Search the material below for the string "number" and extract each line that has it.

++++ Working data

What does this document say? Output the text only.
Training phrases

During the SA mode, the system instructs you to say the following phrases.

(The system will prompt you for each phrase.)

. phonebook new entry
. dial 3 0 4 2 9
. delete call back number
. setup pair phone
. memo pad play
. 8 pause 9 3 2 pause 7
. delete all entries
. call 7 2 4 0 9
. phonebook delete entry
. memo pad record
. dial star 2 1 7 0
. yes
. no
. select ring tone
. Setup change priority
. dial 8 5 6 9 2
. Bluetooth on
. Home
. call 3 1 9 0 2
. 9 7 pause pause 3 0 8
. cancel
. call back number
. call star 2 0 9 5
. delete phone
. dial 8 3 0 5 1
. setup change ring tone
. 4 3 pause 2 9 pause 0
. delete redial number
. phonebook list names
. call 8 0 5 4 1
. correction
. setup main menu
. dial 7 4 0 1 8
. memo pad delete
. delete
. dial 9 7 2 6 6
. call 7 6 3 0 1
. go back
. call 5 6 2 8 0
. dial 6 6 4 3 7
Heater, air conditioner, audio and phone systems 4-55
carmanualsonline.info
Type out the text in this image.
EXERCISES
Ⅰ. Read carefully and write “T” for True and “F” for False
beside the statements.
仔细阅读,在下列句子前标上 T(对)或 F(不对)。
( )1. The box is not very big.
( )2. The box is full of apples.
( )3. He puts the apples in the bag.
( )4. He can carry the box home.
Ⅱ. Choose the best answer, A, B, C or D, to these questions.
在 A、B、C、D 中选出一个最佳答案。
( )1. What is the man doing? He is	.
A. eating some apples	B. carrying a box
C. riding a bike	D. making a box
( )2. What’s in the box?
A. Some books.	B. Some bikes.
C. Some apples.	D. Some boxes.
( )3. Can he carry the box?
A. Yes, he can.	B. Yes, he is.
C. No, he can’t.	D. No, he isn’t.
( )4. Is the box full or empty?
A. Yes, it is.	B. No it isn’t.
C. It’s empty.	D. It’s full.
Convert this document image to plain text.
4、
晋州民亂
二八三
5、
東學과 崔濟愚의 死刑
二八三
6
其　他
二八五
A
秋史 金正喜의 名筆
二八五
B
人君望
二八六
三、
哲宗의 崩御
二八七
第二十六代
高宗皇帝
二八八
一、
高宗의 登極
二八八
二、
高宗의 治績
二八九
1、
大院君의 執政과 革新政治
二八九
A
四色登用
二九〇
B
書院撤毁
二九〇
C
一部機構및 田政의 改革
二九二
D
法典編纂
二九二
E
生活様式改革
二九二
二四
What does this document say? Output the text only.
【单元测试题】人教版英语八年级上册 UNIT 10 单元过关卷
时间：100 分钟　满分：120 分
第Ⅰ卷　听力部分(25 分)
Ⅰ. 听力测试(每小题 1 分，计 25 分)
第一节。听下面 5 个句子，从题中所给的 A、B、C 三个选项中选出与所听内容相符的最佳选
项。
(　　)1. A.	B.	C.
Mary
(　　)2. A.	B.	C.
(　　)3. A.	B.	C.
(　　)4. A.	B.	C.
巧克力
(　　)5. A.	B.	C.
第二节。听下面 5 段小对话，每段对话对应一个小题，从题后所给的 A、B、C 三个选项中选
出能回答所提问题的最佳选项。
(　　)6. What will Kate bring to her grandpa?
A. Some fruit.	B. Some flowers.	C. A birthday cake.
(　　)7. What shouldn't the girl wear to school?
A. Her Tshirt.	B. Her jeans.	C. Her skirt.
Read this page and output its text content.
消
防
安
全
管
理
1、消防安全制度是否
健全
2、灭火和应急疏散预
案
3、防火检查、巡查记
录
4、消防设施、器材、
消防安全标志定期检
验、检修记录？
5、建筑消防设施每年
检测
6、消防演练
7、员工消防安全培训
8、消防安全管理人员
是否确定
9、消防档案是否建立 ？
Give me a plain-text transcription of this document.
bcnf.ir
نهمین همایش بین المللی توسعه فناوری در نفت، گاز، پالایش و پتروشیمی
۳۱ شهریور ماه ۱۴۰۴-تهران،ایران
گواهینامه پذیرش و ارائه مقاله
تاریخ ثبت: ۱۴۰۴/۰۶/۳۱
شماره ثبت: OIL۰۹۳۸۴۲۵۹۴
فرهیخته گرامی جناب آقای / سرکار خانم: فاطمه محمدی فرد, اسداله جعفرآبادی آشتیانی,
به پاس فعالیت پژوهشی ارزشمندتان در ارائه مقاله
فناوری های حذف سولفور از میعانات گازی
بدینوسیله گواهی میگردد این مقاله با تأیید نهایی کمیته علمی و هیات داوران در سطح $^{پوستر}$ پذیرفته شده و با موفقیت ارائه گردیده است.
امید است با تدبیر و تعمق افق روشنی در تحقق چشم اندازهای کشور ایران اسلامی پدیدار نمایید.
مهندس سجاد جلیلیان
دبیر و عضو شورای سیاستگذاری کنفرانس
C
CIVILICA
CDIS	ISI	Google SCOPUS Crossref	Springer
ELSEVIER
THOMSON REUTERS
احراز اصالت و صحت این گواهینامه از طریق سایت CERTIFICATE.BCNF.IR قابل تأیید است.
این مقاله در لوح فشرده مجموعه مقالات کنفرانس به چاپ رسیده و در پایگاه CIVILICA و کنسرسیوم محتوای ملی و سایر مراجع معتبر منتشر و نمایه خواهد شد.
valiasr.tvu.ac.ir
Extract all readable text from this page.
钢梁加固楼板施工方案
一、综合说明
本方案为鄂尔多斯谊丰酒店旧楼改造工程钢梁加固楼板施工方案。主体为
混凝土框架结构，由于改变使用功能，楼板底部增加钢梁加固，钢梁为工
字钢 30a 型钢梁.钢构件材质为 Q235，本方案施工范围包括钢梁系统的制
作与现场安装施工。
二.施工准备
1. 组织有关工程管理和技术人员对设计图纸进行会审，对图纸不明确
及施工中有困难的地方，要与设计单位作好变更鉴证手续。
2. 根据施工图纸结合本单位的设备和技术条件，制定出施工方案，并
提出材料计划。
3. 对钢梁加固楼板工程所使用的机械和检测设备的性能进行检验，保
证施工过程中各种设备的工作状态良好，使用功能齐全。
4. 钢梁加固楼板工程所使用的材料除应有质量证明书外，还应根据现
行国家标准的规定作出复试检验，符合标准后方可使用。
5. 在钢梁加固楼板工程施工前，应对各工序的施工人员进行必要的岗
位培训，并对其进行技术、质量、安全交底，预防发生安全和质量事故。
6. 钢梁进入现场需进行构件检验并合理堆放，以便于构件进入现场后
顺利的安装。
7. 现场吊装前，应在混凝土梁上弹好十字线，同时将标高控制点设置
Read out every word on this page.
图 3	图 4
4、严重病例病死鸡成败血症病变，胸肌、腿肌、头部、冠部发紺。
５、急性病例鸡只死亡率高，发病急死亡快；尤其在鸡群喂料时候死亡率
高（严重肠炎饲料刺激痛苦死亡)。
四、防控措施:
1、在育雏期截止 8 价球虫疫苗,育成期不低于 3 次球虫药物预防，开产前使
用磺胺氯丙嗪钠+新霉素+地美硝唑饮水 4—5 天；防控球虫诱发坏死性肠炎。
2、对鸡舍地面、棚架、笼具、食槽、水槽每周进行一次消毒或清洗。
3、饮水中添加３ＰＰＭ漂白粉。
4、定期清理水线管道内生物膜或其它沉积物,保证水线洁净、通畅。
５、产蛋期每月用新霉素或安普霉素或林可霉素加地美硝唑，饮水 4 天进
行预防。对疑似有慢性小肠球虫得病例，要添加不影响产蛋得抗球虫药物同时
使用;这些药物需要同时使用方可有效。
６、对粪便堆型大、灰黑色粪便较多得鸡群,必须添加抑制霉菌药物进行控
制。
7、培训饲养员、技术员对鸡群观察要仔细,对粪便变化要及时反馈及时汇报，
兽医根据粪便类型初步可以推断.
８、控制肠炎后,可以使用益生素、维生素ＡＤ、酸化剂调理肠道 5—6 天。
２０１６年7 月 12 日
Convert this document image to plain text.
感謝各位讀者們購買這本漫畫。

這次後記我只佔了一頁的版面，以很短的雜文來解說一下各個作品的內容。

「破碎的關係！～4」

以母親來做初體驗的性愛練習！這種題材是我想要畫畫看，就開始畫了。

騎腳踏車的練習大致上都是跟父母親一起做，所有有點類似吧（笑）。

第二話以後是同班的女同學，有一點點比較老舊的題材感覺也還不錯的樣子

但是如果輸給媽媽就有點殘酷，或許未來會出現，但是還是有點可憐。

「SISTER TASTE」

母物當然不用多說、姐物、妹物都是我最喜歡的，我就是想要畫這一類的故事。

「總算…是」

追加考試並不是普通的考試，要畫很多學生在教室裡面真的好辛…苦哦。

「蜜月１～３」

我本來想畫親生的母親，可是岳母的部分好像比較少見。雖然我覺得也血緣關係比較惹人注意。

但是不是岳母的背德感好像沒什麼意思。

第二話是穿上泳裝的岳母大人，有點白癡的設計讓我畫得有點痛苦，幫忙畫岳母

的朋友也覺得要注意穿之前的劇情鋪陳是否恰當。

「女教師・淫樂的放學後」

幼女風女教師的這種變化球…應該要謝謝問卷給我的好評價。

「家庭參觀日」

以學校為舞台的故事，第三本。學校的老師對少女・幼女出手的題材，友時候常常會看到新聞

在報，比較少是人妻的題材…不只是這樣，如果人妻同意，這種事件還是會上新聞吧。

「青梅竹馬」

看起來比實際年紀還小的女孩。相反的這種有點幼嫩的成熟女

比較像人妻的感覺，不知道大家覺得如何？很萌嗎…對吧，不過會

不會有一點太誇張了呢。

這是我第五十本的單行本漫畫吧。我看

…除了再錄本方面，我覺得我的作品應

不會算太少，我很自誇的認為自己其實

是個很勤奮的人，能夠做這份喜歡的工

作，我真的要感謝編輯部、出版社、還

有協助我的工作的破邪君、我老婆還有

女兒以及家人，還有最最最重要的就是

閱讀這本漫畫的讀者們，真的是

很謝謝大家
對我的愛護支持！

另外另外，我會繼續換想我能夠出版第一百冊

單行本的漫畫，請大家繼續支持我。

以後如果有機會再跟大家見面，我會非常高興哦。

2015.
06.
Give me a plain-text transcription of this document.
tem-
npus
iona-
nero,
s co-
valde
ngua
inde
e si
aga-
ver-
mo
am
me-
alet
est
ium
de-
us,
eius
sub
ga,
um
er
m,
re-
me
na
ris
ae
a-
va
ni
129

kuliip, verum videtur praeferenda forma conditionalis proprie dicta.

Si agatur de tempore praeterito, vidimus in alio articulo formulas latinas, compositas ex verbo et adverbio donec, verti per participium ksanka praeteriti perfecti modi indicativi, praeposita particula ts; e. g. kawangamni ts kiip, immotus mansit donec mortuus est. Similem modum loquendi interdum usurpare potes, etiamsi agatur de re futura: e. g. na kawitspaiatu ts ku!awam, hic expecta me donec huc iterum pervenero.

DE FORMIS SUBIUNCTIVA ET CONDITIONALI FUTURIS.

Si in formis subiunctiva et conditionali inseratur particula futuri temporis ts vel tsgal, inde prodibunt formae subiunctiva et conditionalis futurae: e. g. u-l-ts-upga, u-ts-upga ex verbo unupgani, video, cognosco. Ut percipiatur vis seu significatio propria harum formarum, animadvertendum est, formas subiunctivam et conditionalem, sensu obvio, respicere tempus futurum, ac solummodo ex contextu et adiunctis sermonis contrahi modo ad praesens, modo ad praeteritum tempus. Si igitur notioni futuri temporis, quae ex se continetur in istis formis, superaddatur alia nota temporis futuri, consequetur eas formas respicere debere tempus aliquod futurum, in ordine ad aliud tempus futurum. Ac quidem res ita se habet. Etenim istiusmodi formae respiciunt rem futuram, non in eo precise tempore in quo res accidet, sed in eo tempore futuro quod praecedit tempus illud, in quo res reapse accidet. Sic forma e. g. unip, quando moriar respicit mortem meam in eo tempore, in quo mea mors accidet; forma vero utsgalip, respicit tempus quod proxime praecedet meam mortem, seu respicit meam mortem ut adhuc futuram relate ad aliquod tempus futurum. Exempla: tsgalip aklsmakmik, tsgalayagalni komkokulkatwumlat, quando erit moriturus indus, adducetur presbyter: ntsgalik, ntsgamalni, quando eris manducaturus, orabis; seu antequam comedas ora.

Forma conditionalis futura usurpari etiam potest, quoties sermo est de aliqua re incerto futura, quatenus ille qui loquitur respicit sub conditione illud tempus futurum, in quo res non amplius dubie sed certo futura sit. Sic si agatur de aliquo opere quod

++++++++

■ Task result:
. delete call back number
. call back number
. delete redial number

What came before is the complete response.